**Short exercise:**
Extract every line that contains the string "Rádio".

**Material for the task:**

====

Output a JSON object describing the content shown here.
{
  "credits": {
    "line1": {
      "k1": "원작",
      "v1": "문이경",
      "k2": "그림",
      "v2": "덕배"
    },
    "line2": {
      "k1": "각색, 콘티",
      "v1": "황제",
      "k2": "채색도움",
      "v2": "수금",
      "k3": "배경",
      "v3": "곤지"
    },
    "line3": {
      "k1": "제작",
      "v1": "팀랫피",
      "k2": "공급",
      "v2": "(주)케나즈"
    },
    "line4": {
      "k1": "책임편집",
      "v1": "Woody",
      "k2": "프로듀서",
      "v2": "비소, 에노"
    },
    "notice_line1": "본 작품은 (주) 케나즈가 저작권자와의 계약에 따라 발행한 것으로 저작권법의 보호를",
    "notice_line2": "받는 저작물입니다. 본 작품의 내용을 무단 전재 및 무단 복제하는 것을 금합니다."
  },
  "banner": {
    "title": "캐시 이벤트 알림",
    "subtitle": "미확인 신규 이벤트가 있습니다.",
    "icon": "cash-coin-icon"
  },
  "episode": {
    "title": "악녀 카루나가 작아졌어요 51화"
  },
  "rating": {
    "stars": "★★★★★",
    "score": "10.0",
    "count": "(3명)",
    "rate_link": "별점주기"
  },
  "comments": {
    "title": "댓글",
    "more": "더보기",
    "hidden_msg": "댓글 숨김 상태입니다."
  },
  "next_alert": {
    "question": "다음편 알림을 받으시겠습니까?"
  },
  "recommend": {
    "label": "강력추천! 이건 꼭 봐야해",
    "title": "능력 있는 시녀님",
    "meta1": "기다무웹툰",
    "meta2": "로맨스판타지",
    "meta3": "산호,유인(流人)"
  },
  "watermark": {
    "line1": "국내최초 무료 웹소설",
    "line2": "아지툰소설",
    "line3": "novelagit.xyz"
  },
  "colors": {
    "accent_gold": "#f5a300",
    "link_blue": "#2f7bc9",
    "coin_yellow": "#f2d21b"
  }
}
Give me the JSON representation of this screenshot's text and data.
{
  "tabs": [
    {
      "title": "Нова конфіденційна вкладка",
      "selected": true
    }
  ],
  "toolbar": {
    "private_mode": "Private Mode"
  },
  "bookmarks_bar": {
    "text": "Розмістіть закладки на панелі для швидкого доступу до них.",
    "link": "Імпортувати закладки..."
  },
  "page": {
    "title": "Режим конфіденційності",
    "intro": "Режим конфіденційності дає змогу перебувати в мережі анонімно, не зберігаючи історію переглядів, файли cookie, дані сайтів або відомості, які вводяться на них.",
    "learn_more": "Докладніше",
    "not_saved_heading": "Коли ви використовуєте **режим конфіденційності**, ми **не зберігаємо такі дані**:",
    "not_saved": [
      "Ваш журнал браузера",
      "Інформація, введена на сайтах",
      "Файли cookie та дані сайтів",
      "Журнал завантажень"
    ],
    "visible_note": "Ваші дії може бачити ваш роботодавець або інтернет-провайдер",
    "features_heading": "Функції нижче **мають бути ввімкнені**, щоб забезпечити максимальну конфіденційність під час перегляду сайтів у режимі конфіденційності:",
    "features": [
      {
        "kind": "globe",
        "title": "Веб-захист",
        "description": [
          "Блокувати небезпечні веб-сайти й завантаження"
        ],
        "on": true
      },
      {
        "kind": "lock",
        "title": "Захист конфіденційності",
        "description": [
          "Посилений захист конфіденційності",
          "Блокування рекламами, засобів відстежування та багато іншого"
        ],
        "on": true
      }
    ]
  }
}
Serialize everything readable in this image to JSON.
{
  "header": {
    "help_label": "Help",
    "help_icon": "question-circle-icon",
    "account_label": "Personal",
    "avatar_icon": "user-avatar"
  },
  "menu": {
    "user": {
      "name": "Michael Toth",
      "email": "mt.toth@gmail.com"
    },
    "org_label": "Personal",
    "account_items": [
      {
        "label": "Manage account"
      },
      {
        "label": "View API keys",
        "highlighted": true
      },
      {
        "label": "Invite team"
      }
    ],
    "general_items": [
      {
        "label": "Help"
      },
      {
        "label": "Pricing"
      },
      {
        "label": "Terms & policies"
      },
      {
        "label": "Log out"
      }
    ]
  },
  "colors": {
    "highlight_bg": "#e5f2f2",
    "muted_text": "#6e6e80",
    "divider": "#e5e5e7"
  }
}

====

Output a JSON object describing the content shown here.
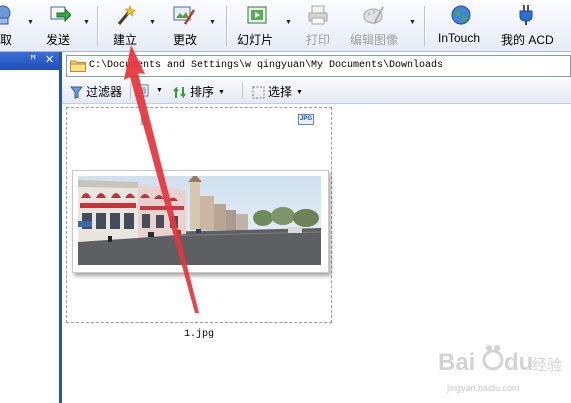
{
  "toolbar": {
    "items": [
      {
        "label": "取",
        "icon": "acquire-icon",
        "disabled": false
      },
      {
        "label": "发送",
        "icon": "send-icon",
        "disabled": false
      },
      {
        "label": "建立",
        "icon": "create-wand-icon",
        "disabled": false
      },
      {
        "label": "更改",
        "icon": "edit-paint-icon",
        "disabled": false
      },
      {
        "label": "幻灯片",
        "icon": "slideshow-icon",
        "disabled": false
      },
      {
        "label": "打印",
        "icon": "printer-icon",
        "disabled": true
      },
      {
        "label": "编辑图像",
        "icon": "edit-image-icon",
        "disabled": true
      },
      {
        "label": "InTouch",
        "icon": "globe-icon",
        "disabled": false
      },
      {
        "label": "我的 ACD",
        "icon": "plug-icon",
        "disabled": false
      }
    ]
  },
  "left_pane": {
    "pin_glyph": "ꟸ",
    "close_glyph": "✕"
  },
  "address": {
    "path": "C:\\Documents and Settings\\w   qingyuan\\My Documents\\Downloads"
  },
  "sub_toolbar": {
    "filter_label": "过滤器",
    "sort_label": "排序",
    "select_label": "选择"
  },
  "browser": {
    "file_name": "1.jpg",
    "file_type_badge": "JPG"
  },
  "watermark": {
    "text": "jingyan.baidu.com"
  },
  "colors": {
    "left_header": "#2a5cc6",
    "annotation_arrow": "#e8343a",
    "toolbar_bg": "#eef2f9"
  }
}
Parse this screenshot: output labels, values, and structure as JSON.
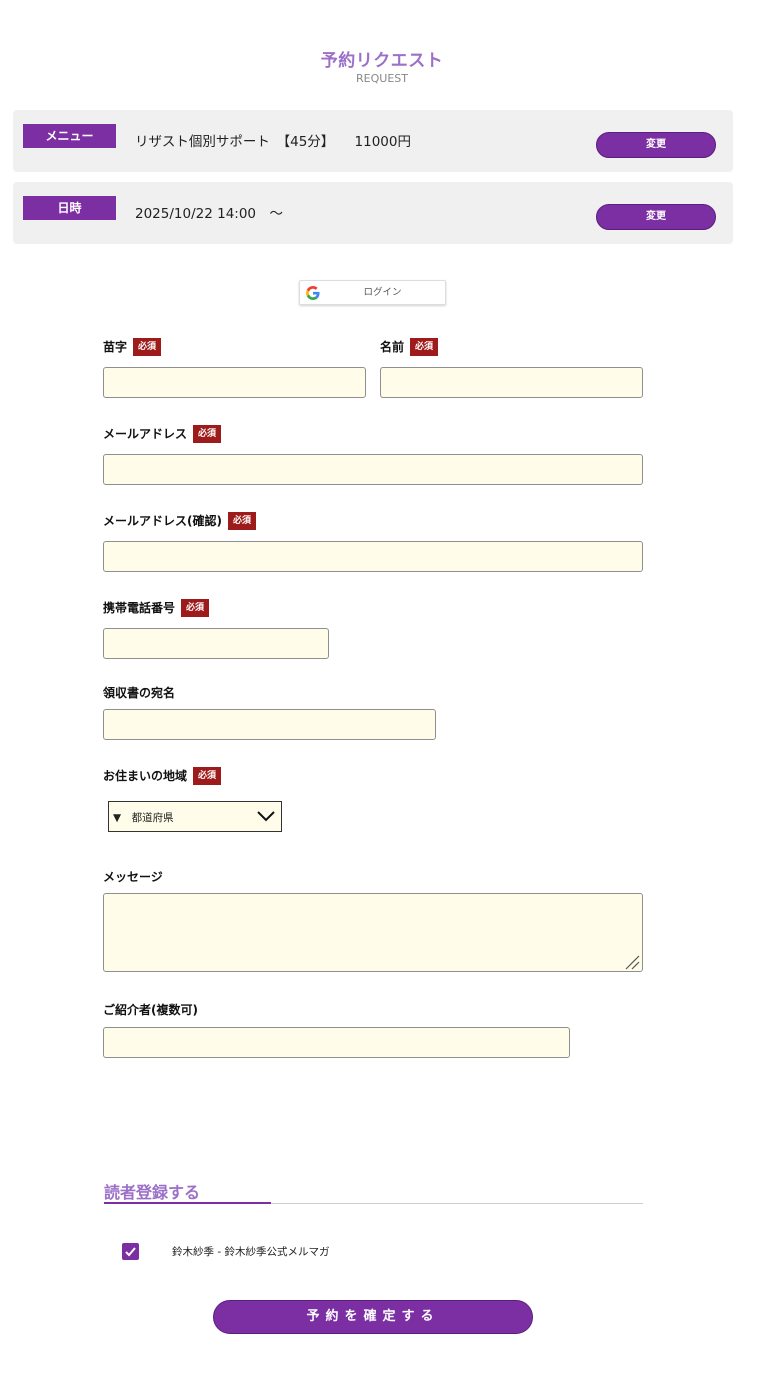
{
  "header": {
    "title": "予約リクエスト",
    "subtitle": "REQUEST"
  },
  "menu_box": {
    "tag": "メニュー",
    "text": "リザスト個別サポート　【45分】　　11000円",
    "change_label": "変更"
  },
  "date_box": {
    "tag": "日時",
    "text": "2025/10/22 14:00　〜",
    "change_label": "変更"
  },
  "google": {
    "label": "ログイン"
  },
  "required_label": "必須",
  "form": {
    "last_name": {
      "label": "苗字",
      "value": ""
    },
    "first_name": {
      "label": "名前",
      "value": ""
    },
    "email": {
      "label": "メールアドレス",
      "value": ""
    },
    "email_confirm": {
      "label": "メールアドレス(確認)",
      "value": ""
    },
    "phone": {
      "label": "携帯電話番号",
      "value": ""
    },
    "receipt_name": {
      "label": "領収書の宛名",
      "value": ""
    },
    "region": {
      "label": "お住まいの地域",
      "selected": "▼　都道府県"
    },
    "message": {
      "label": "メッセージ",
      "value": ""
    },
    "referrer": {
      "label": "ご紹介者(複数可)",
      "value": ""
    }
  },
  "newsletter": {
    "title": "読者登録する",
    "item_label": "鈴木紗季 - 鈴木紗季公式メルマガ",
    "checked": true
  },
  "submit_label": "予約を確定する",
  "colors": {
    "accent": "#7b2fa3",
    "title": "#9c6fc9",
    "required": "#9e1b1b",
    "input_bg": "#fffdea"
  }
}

====

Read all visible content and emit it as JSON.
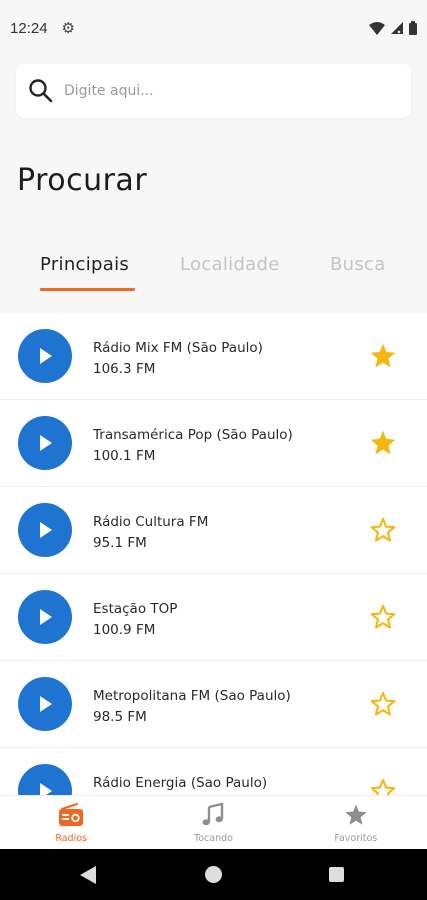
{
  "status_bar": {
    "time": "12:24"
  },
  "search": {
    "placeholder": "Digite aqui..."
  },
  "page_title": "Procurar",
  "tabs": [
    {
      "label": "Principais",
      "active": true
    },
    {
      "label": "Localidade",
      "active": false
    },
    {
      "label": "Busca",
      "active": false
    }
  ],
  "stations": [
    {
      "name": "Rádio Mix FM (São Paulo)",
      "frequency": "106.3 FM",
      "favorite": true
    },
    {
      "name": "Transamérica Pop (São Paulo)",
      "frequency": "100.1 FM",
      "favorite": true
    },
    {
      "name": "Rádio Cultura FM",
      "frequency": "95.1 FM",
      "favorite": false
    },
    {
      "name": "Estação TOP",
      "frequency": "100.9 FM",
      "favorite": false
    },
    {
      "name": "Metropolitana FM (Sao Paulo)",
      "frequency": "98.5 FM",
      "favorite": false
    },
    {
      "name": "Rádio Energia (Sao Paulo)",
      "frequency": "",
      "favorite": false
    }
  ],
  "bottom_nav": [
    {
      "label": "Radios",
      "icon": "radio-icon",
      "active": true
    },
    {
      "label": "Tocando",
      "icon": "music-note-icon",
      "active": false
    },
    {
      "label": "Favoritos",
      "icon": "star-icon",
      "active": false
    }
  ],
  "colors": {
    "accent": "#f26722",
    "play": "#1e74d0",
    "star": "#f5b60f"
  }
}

====

**Solution:**
      "name": "Rádio Mix FM (São Paulo)",
      "name": "Rádio Cultura FM",
      "name": "Rádio Energia (Sao Paulo)",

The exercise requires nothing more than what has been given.